*DATASET ROWS:*

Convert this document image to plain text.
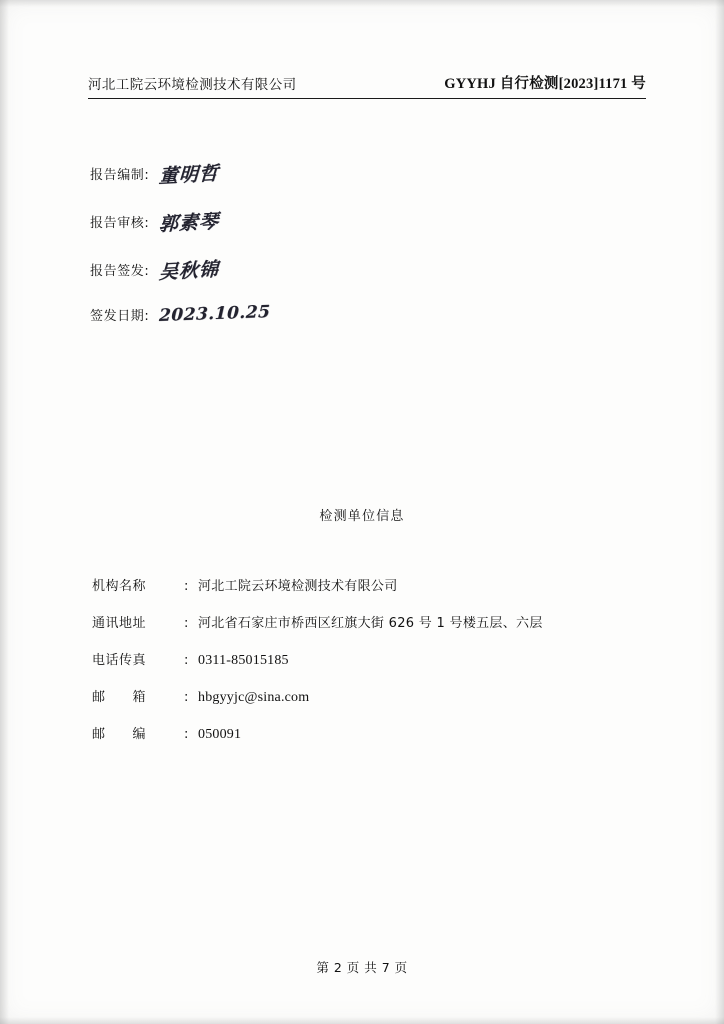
河北工院云环境检测技术有限公司	GYYHJ 自行检测[2023]1171 号
报告编制: 董明哲
报告审核: 郭素琴
报告签发: 吴秋锦
签发日期: 2023.10.25
检测单位信息
机构名称	: 河北工院云环境检测技术有限公司
通讯地址	: 河北省石家庄市桥西区红旗大街 626 号 1 号楼五层、六层
电话传真	: 0311-85015185
邮　　箱	: hbgyyjc@sina.com
邮　　编	: 050091
第 2 页 共 7 页
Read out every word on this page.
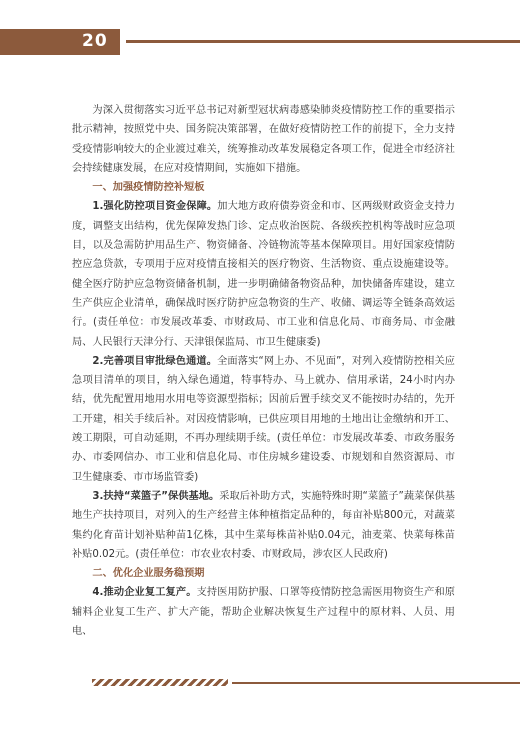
20

为深入贯彻落实习近平总书记对新型冠状病毒感染肺炎疫情防控工作的重要指示批示精神，按照党中央、国务院决策部署，在做好疫情防控工作的前提下，全力支持受疫情影响较大的企业渡过难关，统筹推动改革发展稳定各项工作，促进全市经济社会持续健康发展，在应对疫情期间，实施如下措施。

一、加强疫情防控补短板

1.强化防控项目资金保障。加大地方政府债券资金和市、区两级财政资金支持力度，调整支出结构，优先保障发热门诊、定点收治医院、各级疾控机构等战时应急项目，以及急需防护用品生产、物资储备、冷链物流等基本保障项目。用好国家疫情防控应急贷款，专项用于应对疫情直接相关的医疗物资、生活物资、重点设施建设等。健全医疗防护应急物资储备机制，进一步明确储备物资品种，加快储备库建设，建立生产供应企业清单，确保战时医疗防护应急物资的生产、收储、调运等全链条高效运行。(责任单位：市发展改革委、市财政局、市工业和信息化局、市商务局、市金融局、人民银行天津分行、天津银保监局、市卫生健康委)

2.完善项目审批绿色通道。全面落实“网上办、不见面”，对列入疫情防控相关应急项目清单的项目，纳入绿色通道，特事特办、马上就办、信用承诺，24小时内办结，优先配置用地用水用电等资源型指标；因前后置手续交叉不能按时办结的，先开工开建，相关手续后补。对因疫情影响，已供应项目用地的土地出让金缴纳和开工、竣工期限，可自动延期，不再办理续期手续。(责任单位：市发展改革委、市政务服务办、市委网信办、市工业和信息化局、市住房城乡建设委、市规划和自然资源局、市卫生健康委、市市场监管委)

3.扶持“菜篮子”保供基地。采取后补助方式，实施特殊时期“菜篮子”蔬菜保供基地生产扶持项目，对列入的生产经营主体种植指定品种的，每亩补贴800元，对蔬菜集约化育苗计划补贴种苗1亿株，其中生菜每株苗补贴0.04元，油麦菜、快菜每株苗补贴0.02元。(责任单位：市农业农村委、市财政局，涉农区人民政府)

二、优化企业服务稳预期

4.推动企业复工复产。支持医用防护服、口罩等疫情防控急需医用物资生产和原辅料企业复工生产、扩大产能，帮助企业解决恢复生产过程中的原材料、人员、用电、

*WHAT THE EXERCISE ASKS:* Using the records above, select and copy every line that has the word "河北工院云环境检测技术有限公司".

*OUTPUT FOR THIS EXERCISE:*
河北工院云环境检测技术有限公司	GYYHJ 自行检测[2023]1171 号
机构名称	: 河北工院云环境检测技术有限公司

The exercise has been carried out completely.